STORED ROWS.
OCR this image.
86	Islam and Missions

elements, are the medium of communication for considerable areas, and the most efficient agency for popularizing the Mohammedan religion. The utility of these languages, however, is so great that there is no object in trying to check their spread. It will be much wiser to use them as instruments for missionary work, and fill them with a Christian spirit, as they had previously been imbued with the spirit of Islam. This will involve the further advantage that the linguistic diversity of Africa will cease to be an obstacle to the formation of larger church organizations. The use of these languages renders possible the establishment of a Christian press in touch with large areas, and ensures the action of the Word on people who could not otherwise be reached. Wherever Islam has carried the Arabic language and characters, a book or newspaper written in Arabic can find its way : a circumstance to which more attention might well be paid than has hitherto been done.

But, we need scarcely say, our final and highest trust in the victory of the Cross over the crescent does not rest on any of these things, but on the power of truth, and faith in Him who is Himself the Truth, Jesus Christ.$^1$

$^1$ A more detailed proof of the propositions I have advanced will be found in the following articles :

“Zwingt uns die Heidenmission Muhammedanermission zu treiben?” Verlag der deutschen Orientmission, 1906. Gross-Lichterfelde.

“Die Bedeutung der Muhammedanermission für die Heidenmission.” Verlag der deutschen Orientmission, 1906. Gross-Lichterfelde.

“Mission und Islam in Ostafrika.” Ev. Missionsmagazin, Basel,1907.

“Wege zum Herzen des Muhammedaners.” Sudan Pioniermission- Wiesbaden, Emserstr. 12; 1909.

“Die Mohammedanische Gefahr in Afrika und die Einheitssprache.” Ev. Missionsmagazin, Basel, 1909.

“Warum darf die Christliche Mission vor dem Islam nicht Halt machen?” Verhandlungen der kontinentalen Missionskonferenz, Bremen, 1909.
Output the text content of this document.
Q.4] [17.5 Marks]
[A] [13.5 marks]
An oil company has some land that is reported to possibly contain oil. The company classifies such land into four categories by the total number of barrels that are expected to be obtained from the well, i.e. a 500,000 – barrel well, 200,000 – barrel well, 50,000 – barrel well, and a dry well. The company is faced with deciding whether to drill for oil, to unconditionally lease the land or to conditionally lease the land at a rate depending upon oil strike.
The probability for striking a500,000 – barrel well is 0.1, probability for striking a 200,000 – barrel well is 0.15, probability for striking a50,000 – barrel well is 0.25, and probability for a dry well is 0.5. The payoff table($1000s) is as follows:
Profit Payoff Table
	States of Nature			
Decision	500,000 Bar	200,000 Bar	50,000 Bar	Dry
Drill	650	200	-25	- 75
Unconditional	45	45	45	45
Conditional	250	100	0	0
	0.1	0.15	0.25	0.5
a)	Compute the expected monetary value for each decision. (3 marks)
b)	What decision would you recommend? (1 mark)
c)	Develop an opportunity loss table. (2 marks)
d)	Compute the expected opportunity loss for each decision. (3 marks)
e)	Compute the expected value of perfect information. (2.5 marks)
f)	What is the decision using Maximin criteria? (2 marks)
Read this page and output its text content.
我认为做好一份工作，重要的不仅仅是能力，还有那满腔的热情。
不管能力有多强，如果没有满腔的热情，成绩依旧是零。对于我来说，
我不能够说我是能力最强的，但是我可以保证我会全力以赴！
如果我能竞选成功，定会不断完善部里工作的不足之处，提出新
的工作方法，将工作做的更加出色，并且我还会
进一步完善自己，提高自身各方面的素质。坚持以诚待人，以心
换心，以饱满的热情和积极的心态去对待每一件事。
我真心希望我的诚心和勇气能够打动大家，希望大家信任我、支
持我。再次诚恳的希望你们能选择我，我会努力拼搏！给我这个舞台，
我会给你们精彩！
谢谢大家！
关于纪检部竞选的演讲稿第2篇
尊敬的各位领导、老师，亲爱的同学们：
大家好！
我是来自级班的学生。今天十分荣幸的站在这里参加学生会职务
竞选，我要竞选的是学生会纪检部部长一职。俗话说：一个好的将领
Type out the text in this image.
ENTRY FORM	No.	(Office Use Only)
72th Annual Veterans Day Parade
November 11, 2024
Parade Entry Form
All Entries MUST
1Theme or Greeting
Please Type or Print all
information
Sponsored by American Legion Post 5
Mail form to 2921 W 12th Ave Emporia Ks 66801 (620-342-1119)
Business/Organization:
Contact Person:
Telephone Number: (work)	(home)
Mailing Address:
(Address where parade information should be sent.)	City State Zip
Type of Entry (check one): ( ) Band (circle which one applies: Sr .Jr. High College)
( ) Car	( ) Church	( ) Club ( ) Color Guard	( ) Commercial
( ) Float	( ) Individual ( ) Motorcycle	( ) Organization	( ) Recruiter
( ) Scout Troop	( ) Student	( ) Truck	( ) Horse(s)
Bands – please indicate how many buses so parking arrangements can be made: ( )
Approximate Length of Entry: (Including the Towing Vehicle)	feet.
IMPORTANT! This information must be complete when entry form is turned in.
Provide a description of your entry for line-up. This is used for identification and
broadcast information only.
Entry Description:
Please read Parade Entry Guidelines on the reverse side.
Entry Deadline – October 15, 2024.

DIRECTIVE. Only lines with the word "these" are wanted, so copy each one from the records.

SOLVED PROBLEM.
elements, are the medium of communication for considerable areas, and the most efficient agency for popularizing the Mohammedan religion. The utility of these languages, however, is so great that there is no object in trying to check their spread. It will be much wiser to use them as instruments for missionary work, and fill them with a Christian spirit, as they had previously been imbued with the spirit of Islam. This will involve the further advantage that the linguistic diversity of Africa will cease to be an obstacle to the formation of larger church organizations. The use of these languages renders possible the establishment of a Christian press in touch with large areas, and ensures the action of the Word on people who could not otherwise be reached. Wherever Islam has carried the Arabic language and characters, a book or newspaper written in Arabic can find its way : a circumstance to which more attention might well be paid than has hitherto been done.
But, we need scarcely say, our final and highest trust in the victory of the Cross over the crescent does not rest on any of these things, but on the power of truth, and faith in Him who is Himself the Truth, Jesus Christ.$^1$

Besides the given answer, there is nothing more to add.